Nel 1971, alle interferenze di Radio GAP, che rivendicano le iniziative armate delle Squadre d’Azione Partigiana (6-2-71; 19-2-71) si aggiungono i sabotaggi di impianti industriali:
– deposito di prodotti finiti ed elettrodomestici della IGNIS (Genova (-2-71);
– deposito costiero della raffineria Garrone (Arquata Scrivia (AL) 18-2-71).
Nelle rivendicazioni, il Gruppo XXII Ottobre attribuisce agli industriali colpiti il ruolo di finanziatori dei fascisti e delle trame golpiste.
L’ultima azione è la tentata rapina a un portavalori dell’Istituto autonomo case popolari. Rapina che si risolve con la morte del fattorino Stefano Floris e la cattura di un dirigente del gruppo (Genova 26-3-71).
Successivamente, alcuni militanti del Gruppo XXII Ottobre trovano un appoggio solidaristico dai Gruppi d’Azione Partigiana. Altri, invece, dopo una latitanza più o meno breve vengono arrestati.

-----

» Compito 1:
Rispondi a queste domande sul brano dedicato al Gruppo XXII Ottobre:
(a) In quale località si trova il deposito costiero della raffineria Garrone?
(b) Quale ruolo attribuisce il Gruppo XXII Ottobre agli industriali colpiti nelle rivendicazioni?
(c) Qual è l'ultima azione del gruppo indicata nel brano?
» Compito 2: Sostituisci "militanti" con "membri" nella parte del brano sul Gruppo XXII Ottobre che comincia con "Nelle rivendicazioni, il" e prosegue fino a "breve vengono arrestati.", e riportala per intero.
» Compito 3: Riprendi il brano sul Gruppo XXII Ottobre e continualo a partire dalla sua ultima frase.
Il materiale non ha alcun legame con il brano.

» Dati forniti:
-----

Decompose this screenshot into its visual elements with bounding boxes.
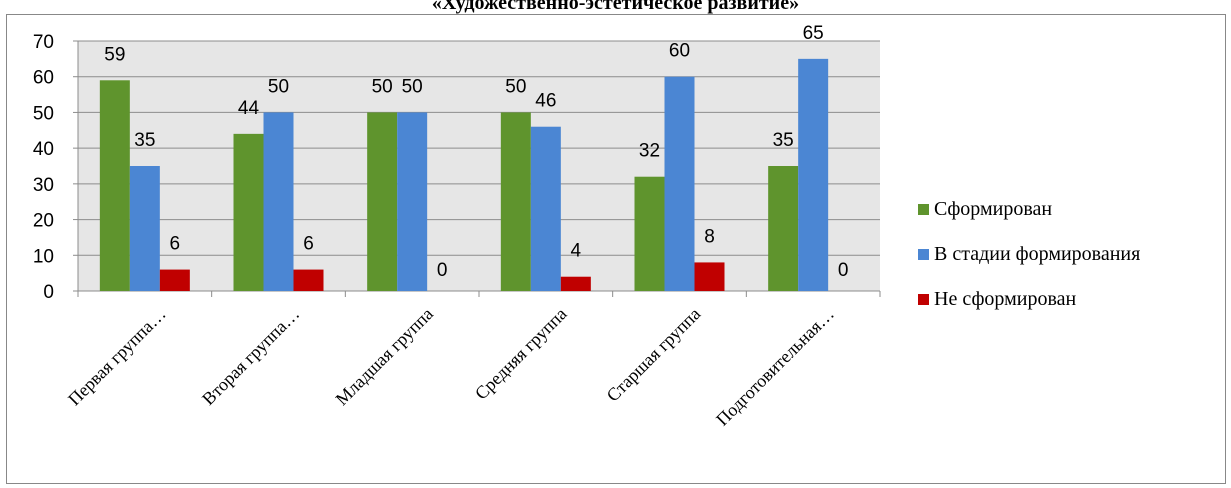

-----

» Risposta 1:
(a) Ad Arquata Scrivia (AL).
(b) Il ruolo di finanziatori dei fascisti e delle trame golpiste.
(c) La tentata rapina a un portavalori dell'Istituto autonomo case popolari.

» Risposta 2:
Nelle rivendicazioni, il Gruppo XXII Ottobre attribuisce agli industriali colpiti il ruolo di finanziatori dei fascisti e delle trame golpiste.
L’ultima azione è la tentata rapina a un portavalori dell’Istituto autonomo case popolari. Rapina che si risolve con la morte del fattorino Stefano Floris e la cattura di un dirigente del gruppo (Genova 26-3-71).
Successivamente, alcuni membri del Gruppo XXII Ottobre trovano un appoggio solidaristico dai Gruppi d’Azione Partigiana. Altri, invece, dopo una latitanza più o meno breve vengono arrestati.

» Risposta 3:
Durante il processo di primo grado (ottobre 1972) Radio GAP trasmette un comunicato di solidarietà “ai compagni del XXII ottobre”. Con un registratore, montato su un traliccio, poco fuori le mura del carcere di Genova.
Il processo contro il Gruppo XXII Ottobre rivela la presenza nel gruppo armato anche di personaggi ambigui. Sono due inquisiti per il sequestro Gadolla e la rapina allo IACP, Adolfo Sanguineti e Gianfranco Astara, legati alla malavita genovese e Diego Vandelli, 44 anni, con un passato di fascista.
Nel 1974 le Brigate Rosse, con il sequestro di Mario Sossi reagiscono a questa campagna di criminalizzazione. Riaffermano l’internità al processo rivoluzionario di otto militanti, dei quali chiedono anche la liberazione.
In carcere, negli anni successivi, alcuni militanti di questa formazione confluiscono nelle Brigate Rosse.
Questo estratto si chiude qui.